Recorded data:
++++++
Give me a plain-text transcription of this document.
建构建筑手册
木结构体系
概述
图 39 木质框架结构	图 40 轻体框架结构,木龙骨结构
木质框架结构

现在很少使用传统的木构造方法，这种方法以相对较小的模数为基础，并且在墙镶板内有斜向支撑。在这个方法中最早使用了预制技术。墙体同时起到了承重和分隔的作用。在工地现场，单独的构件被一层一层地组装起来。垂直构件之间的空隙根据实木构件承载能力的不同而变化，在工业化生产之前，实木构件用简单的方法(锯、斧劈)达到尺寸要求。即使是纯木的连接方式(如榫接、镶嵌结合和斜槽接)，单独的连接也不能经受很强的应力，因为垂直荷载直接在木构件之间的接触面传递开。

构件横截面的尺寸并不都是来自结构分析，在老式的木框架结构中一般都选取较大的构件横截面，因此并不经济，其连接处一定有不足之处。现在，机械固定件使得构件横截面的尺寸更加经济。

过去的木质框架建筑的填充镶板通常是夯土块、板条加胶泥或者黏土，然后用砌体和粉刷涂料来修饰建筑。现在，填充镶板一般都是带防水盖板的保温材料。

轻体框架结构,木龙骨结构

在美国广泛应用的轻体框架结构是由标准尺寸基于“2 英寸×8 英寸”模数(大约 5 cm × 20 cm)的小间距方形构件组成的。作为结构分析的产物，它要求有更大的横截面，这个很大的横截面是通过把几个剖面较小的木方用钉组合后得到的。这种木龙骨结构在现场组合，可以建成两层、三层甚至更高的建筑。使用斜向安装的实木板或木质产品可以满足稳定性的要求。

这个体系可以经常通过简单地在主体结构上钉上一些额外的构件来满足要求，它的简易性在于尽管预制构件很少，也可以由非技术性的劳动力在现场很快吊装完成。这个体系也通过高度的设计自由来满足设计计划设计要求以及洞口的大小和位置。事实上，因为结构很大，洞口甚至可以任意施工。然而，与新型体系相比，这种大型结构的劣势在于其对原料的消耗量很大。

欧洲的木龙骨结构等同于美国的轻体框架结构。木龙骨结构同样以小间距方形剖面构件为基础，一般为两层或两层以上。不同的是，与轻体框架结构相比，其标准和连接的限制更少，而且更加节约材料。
++++++
EXERCISE TASK: Reproduce the data in its entirety, matching each character.

THE SOLUTION:
Give me a plain-text transcription of this document.
建构建筑手册
木结构体系
概述
图 39 木质框架结构	图 40 轻体框架结构,木龙骨结构
木质框架结构

现在很少使用传统的木构造方法，这种方法以相对较小的模数为基础，并且在墙镶板内有斜向支撑。在这个方法中最早使用了预制技术。墙体同时起到了承重和分隔的作用。在工地现场，单独的构件被一层一层地组装起来。垂直构件之间的空隙根据实木构件承载能力的不同而变化，在工业化生产之前，实木构件用简单的方法(锯、斧劈)达到尺寸要求。即使是纯木的连接方式(如榫接、镶嵌结合和斜槽接)，单独的连接也不能经受很强的应力，因为垂直荷载直接在木构件之间的接触面传递开。

构件横截面的尺寸并不都是来自结构分析，在老式的木框架结构中一般都选取较大的构件横截面，因此并不经济，其连接处一定有不足之处。现在，机械固定件使得构件横截面的尺寸更加经济。

过去的木质框架建筑的填充镶板通常是夯土块、板条加胶泥或者黏土，然后用砌体和粉刷涂料来修饰建筑。现在，填充镶板一般都是带防水盖板的保温材料。

轻体框架结构,木龙骨结构

在美国广泛应用的轻体框架结构是由标准尺寸基于“2 英寸×8 英寸”模数(大约 5 cm × 20 cm)的小间距方形构件组成的。作为结构分析的产物，它要求有更大的横截面，这个很大的横截面是通过把几个剖面较小的木方用钉组合后得到的。这种木龙骨结构在现场组合，可以建成两层、三层甚至更高的建筑。使用斜向安装的实木板或木质产品可以满足稳定性的要求。

这个体系可以经常通过简单地在主体结构上钉上一些额外的构件来满足要求，它的简易性在于尽管预制构件很少，也可以由非技术性的劳动力在现场很快吊装完成。这个体系也通过高度的设计自由来满足设计计划设计要求以及洞口的大小和位置。事实上，因为结构很大，洞口甚至可以任意施工。然而，与新型体系相比，这种大型结构的劣势在于其对原料的消耗量很大。

欧洲的木龙骨结构等同于美国的轻体框架结构。木龙骨结构同样以小间距方形剖面构件为基础，一般为两层或两层以上。不同的是，与轻体框架结构相比，其标准和连接的限制更少，而且更加节约材料。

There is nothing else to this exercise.